▶ WORK REQUIRED
Each line of the material below should be reproduced exactly.

▶ SOURCE MATERIAL
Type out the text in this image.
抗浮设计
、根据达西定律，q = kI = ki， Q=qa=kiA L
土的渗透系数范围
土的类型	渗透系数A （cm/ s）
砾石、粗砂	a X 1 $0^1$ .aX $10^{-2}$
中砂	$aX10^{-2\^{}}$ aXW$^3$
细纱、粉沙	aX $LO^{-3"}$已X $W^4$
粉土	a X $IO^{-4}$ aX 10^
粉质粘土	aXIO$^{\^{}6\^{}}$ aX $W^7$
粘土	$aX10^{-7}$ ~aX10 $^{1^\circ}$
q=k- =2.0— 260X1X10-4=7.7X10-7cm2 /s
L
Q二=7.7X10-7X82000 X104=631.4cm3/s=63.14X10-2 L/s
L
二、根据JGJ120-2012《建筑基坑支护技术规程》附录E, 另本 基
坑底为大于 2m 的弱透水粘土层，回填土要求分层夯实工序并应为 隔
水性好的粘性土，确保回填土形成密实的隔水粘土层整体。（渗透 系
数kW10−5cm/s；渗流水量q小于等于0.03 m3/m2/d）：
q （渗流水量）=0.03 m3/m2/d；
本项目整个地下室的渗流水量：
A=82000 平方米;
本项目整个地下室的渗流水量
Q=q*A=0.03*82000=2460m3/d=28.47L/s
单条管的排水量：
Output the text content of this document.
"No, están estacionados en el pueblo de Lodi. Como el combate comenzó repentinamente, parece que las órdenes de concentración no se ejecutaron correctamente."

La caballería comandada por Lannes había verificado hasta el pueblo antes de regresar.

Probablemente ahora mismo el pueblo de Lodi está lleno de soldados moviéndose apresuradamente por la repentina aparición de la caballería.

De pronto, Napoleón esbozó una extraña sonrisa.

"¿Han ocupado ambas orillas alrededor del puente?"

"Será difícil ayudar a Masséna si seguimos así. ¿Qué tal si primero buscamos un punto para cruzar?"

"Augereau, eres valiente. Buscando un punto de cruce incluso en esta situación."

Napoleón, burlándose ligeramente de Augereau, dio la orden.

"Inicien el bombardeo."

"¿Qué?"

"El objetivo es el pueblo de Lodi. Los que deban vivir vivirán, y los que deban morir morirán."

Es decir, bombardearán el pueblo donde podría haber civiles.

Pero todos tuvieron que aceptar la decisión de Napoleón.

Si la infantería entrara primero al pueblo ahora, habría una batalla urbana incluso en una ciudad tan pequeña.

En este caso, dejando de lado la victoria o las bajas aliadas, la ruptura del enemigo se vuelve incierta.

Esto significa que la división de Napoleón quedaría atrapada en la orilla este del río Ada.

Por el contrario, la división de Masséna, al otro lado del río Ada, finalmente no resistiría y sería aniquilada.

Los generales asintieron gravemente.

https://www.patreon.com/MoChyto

▶ CORRECT OUTPUT
Type out the text in this image.
抗浮设计
、根据达西定律，q = kI = ki， Q=qa=kiA L
土的渗透系数范围
土的类型	渗透系数A （cm/ s）
砾石、粗砂	a X 1 $0^1$ .aX $10^{-2}$
中砂	$aX10^{-2\^{}}$ aXW$^3$
细纱、粉沙	aX $LO^{-3"}$已X $W^4$
粉土	a X $IO^{-4}$ aX 10^
粉质粘土	aXIO$^{\^{}6\^{}}$ aX $W^7$
粘土	$aX10^{-7}$ ~aX10 $^{1^\circ}$
q=k- =2.0— 260X1X10-4=7.7X10-7cm2 /s
L
Q二=7.7X10-7X82000 X104=631.4cm3/s=63.14X10-2 L/s
L
二、根据JGJ120-2012《建筑基坑支护技术规程》附录E, 另本 基
坑底为大于 2m 的弱透水粘土层，回填土要求分层夯实工序并应为 隔
水性好的粘性土，确保回填土形成密实的隔水粘土层整体。（渗透 系
数kW10−5cm/s；渗流水量q小于等于0.03 m3/m2/d）：
q （渗流水量）=0.03 m3/m2/d；
本项目整个地下室的渗流水量：
A=82000 平方米;
本项目整个地下室的渗流水量
Q=q*A=0.03*82000=2460m3/d=28.47L/s
单条管的排水量：
Output the text content of this document.
"No, están estacionados en el pueblo de Lodi. Como el combate comenzó repentinamente, parece que las órdenes de concentración no se ejecutaron correctamente."

La caballería comandada por Lannes había verificado hasta el pueblo antes de regresar.

Probablemente ahora mismo el pueblo de Lodi está lleno de soldados moviéndose apresuradamente por la repentina aparición de la caballería.

De pronto, Napoleón esbozó una extraña sonrisa.

"¿Han ocupado ambas orillas alrededor del puente?"

"Será difícil ayudar a Masséna si seguimos así. ¿Qué tal si primero buscamos un punto para cruzar?"

"Augereau, eres valiente. Buscando un punto de cruce incluso en esta situación."

Napoleón, burlándose ligeramente de Augereau, dio la orden.

"Inicien el bombardeo."

"¿Qué?"

"El objetivo es el pueblo de Lodi. Los que deban vivir vivirán, y los que deban morir morirán."

Es decir, bombardearán el pueblo donde podría haber civiles.

Pero todos tuvieron que aceptar la decisión de Napoleón.

Si la infantería entrara primero al pueblo ahora, habría una batalla urbana incluso en una ciudad tan pequeña.

En este caso, dejando de lado la victoria o las bajas aliadas, la ruptura del enemigo se vuelve incierta.

Esto significa que la división de Napoleón quedaría atrapada en la orilla este del río Ada.

Por el contrario, la división de Masséna, al otro lado del río Ada, finalmente no resistiría y sería aniquilada.

Los generales asintieron gravemente.

https://www.patreon.com/MoChyto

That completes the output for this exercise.